MATERIAL PROVIDED:
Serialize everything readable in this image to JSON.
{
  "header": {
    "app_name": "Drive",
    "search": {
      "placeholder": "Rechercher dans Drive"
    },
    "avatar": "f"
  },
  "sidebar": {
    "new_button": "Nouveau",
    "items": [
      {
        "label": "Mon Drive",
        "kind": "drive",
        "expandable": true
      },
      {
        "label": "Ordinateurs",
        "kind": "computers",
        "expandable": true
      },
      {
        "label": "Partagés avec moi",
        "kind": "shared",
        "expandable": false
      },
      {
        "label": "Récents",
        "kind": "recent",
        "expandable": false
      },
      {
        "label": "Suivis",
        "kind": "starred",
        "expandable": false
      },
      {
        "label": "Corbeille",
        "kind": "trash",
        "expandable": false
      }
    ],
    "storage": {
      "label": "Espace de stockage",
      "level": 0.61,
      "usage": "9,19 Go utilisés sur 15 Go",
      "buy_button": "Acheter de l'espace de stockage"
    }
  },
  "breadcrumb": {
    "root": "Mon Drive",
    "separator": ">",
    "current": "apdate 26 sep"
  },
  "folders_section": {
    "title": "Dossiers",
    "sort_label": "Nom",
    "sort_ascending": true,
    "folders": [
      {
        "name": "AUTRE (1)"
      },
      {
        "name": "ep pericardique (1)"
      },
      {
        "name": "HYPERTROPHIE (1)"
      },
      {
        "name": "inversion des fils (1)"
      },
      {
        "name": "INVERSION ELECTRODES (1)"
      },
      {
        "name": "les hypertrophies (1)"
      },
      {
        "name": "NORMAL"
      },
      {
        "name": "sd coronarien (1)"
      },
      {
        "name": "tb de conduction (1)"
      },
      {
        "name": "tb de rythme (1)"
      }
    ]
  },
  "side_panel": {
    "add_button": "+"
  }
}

REQUIRED WORK: Restate each record word for word.

FINAL RESULT:
Serialize everything readable in this image to JSON.
{
  "header": {
    "app_name": "Drive",
    "search": {
      "placeholder": "Rechercher dans Drive"
    },
    "avatar": "f"
  },
  "sidebar": {
    "new_button": "Nouveau",
    "items": [
      {
        "label": "Mon Drive",
        "kind": "drive",
        "expandable": true
      },
      {
        "label": "Ordinateurs",
        "kind": "computers",
        "expandable": true
      },
      {
        "label": "Partagés avec moi",
        "kind": "shared",
        "expandable": false
      },
      {
        "label": "Récents",
        "kind": "recent",
        "expandable": false
      },
      {
        "label": "Suivis",
        "kind": "starred",
        "expandable": false
      },
      {
        "label": "Corbeille",
        "kind": "trash",
        "expandable": false
      }
    ],
    "storage": {
      "label": "Espace de stockage",
      "level": 0.61,
      "usage": "9,19 Go utilisés sur 15 Go",
      "buy_button": "Acheter de l'espace de stockage"
    }
  },
  "breadcrumb": {
    "root": "Mon Drive",
    "separator": ">",
    "current": "apdate 26 sep"
  },
  "folders_section": {
    "title": "Dossiers",
    "sort_label": "Nom",
    "sort_ascending": true,
    "folders": [
      {
        "name": "AUTRE (1)"
      },
      {
        "name": "ep pericardique (1)"
      },
      {
        "name": "HYPERTROPHIE (1)"
      },
      {
        "name": "inversion des fils (1)"
      },
      {
        "name": "INVERSION ELECTRODES (1)"
      },
      {
        "name": "les hypertrophies (1)"
      },
      {
        "name": "NORMAL"
      },
      {
        "name": "sd coronarien (1)"
      },
      {
        "name": "tb de conduction (1)"
      },
      {
        "name": "tb de rythme (1)"
      }
    ]
  },
  "side_panel": {
    "add_button": "+"
  }
}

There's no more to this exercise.